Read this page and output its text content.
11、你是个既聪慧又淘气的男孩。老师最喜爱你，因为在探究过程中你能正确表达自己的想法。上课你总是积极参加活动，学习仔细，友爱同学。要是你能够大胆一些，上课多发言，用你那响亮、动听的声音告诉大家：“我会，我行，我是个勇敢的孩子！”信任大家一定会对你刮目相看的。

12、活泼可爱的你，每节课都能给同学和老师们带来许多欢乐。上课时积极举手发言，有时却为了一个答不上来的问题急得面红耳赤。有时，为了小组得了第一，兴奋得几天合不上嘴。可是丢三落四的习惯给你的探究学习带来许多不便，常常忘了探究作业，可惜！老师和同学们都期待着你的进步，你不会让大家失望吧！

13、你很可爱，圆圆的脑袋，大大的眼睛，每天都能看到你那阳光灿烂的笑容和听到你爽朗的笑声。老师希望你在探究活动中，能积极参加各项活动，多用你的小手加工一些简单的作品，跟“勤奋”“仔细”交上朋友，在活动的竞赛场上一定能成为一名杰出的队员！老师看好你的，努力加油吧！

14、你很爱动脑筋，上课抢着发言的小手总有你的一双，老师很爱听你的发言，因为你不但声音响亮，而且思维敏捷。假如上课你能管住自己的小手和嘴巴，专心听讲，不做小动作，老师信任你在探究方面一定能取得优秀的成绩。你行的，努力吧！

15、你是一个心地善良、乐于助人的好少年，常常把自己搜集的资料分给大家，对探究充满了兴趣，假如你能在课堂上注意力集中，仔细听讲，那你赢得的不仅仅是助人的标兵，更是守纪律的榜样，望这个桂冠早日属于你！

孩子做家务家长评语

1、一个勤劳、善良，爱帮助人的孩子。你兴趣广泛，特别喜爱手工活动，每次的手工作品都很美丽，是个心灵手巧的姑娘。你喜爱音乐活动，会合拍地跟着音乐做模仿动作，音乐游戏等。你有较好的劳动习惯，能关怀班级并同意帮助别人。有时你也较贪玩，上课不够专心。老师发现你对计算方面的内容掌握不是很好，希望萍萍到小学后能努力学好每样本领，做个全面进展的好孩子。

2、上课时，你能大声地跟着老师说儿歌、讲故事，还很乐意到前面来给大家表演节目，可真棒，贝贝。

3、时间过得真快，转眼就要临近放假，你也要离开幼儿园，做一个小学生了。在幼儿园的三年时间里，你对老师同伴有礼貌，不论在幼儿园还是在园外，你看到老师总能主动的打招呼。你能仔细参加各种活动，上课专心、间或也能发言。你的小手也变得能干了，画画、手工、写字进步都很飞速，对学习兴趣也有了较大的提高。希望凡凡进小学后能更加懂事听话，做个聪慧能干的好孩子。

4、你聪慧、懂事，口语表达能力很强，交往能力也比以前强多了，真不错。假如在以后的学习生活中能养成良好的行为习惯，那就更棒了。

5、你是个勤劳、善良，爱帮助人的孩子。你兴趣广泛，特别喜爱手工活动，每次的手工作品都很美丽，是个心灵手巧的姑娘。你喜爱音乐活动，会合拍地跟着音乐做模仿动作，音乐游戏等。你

+++++

THE TASK ::
Every line above should be written out again exactly as it stands.

FINAL ANSWER ::
Read this page and output its text content.
11、你是个既聪慧又淘气的男孩。老师最喜爱你，因为在探究过程中你能正确表达自己的想法。上课你总是积极参加活动，学习仔细，友爱同学。要是你能够大胆一些，上课多发言，用你那响亮、动听的声音告诉大家：“我会，我行，我是个勇敢的孩子！”信任大家一定会对你刮目相看的。

12、活泼可爱的你，每节课都能给同学和老师们带来许多欢乐。上课时积极举手发言，有时却为了一个答不上来的问题急得面红耳赤。有时，为了小组得了第一，兴奋得几天合不上嘴。可是丢三落四的习惯给你的探究学习带来许多不便，常常忘了探究作业，可惜！老师和同学们都期待着你的进步，你不会让大家失望吧！

13、你很可爱，圆圆的脑袋，大大的眼睛，每天都能看到你那阳光灿烂的笑容和听到你爽朗的笑声。老师希望你在探究活动中，能积极参加各项活动，多用你的小手加工一些简单的作品，跟“勤奋”“仔细”交上朋友，在活动的竞赛场上一定能成为一名杰出的队员！老师看好你的，努力加油吧！

14、你很爱动脑筋，上课抢着发言的小手总有你的一双，老师很爱听你的发言，因为你不但声音响亮，而且思维敏捷。假如上课你能管住自己的小手和嘴巴，专心听讲，不做小动作，老师信任你在探究方面一定能取得优秀的成绩。你行的，努力吧！

15、你是一个心地善良、乐于助人的好少年，常常把自己搜集的资料分给大家，对探究充满了兴趣，假如你能在课堂上注意力集中，仔细听讲，那你赢得的不仅仅是助人的标兵，更是守纪律的榜样，望这个桂冠早日属于你！

孩子做家务家长评语

1、一个勤劳、善良，爱帮助人的孩子。你兴趣广泛，特别喜爱手工活动，每次的手工作品都很美丽，是个心灵手巧的姑娘。你喜爱音乐活动，会合拍地跟着音乐做模仿动作，音乐游戏等。你有较好的劳动习惯，能关怀班级并同意帮助别人。有时你也较贪玩，上课不够专心。老师发现你对计算方面的内容掌握不是很好，希望萍萍到小学后能努力学好每样本领，做个全面进展的好孩子。

2、上课时，你能大声地跟着老师说儿歌、讲故事，还很乐意到前面来给大家表演节目，可真棒，贝贝。

3、时间过得真快，转眼就要临近放假，你也要离开幼儿园，做一个小学生了。在幼儿园的三年时间里，你对老师同伴有礼貌，不论在幼儿园还是在园外，你看到老师总能主动的打招呼。你能仔细参加各种活动，上课专心、间或也能发言。你的小手也变得能干了，画画、手工、写字进步都很飞速，对学习兴趣也有了较大的提高。希望凡凡进小学后能更加懂事听话，做个聪慧能干的好孩子。

4、你聪慧、懂事，口语表达能力很强，交往能力也比以前强多了，真不错。假如在以后的学习生活中能养成良好的行为习惯，那就更棒了。

5、你是个勤劳、善良，爱帮助人的孩子。你兴趣广泛，特别喜爱手工活动，每次的手工作品都很美丽，是个心灵手巧的姑娘。你喜爱音乐活动，会合拍地跟着音乐做模仿动作，音乐游戏等。你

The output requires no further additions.